■ Aim: Scan the entries below for the word "бачив". Copy each line that has it.

■ Record extracts:
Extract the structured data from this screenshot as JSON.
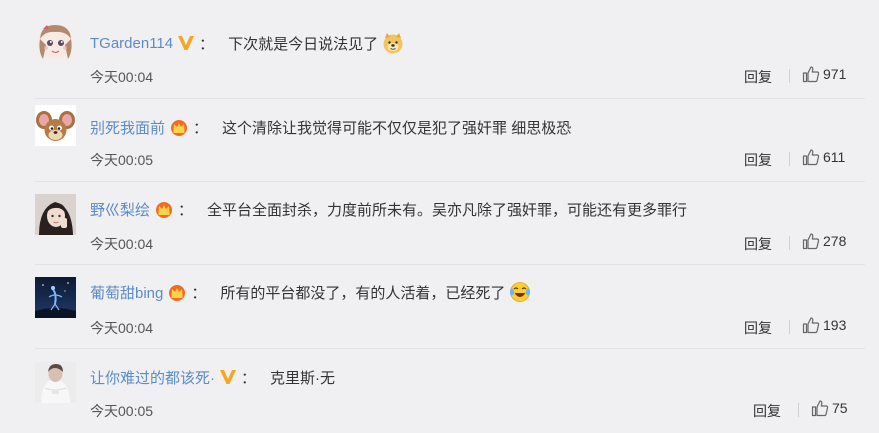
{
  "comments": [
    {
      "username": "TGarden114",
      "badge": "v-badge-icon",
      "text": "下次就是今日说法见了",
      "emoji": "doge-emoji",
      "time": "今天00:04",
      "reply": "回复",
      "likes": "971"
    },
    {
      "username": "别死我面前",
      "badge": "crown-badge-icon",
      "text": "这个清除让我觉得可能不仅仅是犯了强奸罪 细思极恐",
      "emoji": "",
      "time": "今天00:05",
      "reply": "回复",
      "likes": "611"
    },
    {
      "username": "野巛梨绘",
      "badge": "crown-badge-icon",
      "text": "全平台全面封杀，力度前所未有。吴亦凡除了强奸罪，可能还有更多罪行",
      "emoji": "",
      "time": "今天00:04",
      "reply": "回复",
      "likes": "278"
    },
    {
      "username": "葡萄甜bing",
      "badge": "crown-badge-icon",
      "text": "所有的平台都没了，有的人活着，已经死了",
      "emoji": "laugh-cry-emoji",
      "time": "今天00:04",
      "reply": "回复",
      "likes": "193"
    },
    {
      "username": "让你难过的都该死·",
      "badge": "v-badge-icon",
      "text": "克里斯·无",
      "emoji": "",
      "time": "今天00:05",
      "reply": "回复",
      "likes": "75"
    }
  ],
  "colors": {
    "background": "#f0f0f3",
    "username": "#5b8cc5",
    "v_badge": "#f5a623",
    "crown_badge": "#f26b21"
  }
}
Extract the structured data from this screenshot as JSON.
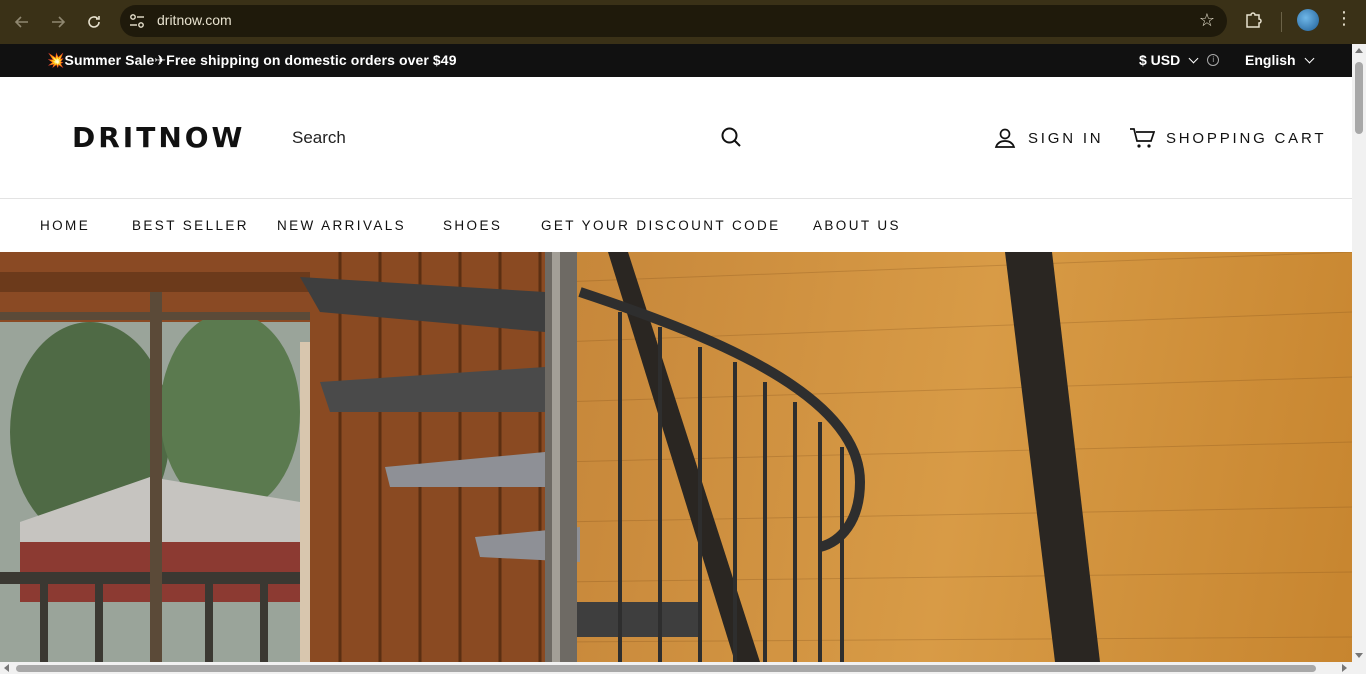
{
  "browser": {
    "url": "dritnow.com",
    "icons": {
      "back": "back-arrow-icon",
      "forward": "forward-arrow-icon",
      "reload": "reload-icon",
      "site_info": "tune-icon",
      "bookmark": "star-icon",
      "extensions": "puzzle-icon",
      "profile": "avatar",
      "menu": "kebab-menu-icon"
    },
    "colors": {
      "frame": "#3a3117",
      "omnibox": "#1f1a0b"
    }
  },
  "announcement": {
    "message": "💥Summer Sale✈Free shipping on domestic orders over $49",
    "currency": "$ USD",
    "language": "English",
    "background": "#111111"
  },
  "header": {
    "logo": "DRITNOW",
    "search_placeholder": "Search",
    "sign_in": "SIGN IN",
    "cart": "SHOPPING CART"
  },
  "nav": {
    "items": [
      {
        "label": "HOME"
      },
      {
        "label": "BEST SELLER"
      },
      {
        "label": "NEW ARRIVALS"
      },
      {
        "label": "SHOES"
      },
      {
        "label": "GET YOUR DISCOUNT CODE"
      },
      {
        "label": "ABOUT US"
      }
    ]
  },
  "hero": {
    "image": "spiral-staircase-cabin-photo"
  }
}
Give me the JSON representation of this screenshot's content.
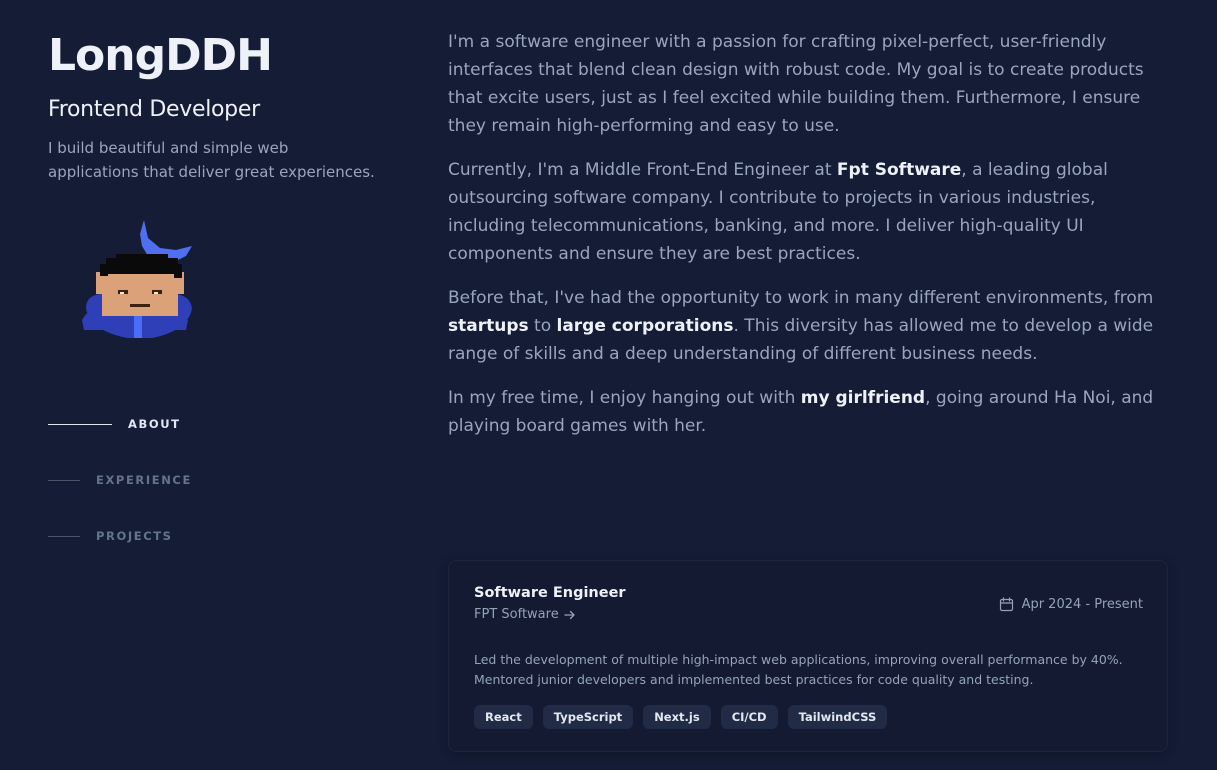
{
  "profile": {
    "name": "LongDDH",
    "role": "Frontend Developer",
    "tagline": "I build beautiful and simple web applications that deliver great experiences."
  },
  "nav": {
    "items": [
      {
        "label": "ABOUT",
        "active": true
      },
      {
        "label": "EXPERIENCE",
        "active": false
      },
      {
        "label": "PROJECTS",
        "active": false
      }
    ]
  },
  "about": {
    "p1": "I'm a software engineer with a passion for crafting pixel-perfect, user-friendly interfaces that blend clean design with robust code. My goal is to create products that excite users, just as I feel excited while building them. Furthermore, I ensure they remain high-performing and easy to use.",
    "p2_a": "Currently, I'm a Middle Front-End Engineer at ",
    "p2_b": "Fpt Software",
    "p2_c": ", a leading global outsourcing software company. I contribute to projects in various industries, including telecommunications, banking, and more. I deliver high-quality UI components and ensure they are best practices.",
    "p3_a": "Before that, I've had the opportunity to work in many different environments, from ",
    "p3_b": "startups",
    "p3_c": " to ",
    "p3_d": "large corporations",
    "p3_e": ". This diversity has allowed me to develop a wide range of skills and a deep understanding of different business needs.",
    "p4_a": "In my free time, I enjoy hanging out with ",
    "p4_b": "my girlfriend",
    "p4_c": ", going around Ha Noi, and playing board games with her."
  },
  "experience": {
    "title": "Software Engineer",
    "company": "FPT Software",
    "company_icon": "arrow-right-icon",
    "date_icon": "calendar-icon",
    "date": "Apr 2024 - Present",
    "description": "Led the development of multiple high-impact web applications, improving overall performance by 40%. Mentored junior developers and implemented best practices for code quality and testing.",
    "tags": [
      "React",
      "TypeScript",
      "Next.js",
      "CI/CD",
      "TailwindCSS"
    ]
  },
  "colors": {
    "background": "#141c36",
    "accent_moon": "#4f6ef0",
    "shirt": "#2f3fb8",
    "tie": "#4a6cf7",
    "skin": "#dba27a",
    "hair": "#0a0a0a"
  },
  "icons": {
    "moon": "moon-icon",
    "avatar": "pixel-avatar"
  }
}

==

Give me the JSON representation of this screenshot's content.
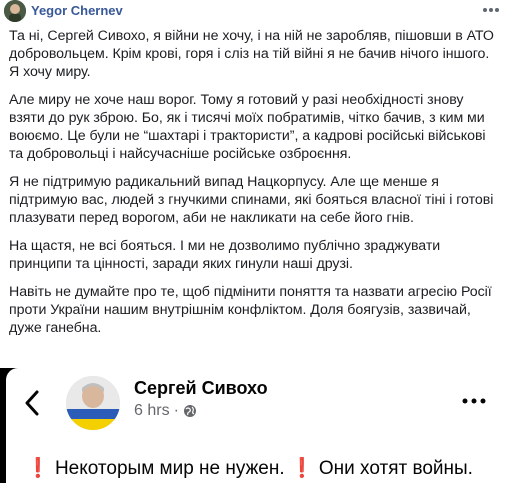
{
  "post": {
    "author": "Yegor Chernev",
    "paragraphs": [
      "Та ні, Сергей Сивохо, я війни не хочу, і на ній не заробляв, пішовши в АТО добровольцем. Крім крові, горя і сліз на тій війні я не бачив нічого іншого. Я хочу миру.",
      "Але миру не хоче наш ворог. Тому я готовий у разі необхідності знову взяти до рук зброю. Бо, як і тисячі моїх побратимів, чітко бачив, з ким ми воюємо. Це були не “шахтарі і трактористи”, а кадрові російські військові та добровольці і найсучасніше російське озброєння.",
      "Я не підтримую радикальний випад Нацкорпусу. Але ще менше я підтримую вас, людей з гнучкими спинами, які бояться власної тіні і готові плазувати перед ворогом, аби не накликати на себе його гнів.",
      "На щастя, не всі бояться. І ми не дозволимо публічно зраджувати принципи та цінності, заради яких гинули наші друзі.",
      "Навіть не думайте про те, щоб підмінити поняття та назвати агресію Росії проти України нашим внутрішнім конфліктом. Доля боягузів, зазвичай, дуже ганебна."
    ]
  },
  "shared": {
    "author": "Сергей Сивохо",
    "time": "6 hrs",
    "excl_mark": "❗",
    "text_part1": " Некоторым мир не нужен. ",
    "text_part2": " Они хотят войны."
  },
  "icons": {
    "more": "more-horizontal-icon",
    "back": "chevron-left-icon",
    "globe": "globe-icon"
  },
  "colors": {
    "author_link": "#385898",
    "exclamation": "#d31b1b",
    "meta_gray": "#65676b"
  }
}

---

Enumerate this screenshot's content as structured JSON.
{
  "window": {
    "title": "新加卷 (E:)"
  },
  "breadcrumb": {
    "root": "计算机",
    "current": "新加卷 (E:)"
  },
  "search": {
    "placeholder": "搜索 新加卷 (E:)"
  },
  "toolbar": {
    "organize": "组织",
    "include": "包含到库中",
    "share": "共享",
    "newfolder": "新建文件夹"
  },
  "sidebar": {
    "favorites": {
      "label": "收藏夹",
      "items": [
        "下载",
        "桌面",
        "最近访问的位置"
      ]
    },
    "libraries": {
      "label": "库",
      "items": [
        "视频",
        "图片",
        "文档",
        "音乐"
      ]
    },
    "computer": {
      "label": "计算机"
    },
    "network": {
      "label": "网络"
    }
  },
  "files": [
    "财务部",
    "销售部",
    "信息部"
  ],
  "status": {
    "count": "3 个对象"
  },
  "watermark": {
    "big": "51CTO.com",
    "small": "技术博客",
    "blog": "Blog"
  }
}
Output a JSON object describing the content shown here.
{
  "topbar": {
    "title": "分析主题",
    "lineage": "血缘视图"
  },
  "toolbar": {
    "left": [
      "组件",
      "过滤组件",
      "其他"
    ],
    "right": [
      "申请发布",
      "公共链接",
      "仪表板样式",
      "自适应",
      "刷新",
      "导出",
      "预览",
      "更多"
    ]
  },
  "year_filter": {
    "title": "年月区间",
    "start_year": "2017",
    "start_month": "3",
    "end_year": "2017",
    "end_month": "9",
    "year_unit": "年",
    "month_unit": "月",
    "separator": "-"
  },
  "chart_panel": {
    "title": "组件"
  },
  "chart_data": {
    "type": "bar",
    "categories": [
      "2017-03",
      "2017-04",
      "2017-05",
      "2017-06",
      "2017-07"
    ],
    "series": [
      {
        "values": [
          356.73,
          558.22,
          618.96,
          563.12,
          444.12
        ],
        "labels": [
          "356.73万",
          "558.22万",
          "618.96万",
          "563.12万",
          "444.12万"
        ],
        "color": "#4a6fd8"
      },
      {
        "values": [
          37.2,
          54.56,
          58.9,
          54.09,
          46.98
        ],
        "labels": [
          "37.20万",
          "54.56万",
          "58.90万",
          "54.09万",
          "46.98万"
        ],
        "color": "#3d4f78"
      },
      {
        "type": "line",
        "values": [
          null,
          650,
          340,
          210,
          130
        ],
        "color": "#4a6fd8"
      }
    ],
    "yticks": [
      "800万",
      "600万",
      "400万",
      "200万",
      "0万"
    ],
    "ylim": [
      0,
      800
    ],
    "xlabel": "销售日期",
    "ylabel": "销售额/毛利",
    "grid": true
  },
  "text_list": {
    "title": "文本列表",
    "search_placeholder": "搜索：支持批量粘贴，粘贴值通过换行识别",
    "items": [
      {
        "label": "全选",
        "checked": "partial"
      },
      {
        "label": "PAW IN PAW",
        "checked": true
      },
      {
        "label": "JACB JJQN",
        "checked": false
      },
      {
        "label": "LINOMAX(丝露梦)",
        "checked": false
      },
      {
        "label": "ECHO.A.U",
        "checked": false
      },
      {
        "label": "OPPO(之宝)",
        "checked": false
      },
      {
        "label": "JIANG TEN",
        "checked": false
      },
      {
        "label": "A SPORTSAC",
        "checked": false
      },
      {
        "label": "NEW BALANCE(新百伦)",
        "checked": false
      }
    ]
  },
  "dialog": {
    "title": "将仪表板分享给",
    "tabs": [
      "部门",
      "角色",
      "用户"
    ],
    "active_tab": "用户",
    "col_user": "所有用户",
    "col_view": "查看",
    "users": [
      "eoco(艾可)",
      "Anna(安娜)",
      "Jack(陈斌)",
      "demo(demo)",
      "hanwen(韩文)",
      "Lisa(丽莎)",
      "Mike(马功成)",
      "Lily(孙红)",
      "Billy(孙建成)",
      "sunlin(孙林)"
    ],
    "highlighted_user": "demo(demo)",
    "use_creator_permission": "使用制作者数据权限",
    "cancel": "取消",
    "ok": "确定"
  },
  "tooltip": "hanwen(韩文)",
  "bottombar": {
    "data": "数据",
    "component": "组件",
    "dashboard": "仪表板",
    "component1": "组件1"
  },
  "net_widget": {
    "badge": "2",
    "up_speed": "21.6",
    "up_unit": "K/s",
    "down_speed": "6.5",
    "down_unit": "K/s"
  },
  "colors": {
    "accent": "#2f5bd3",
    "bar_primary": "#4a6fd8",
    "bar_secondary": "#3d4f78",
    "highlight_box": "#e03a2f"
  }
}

■ Solution for this task:
      "Та ні, Сергей Сивохо, я війни не хочу, і на ній не заробляв, пішовши в АТО добровольцем. Крім крові, горя і сліз на тій війні я не бачив нічого іншого. Я хочу миру.",
      "Але миру не хоче наш ворог. Тому я готовий у разі необхідності знову взяти до рук зброю. Бо, як і тисячі моїх побратимів, чітко бачив, з ким ми воюємо. Це були не “шахтарі і трактористи”, а кадрові російські військові та добровольці і найсучасніше російське озброєння.",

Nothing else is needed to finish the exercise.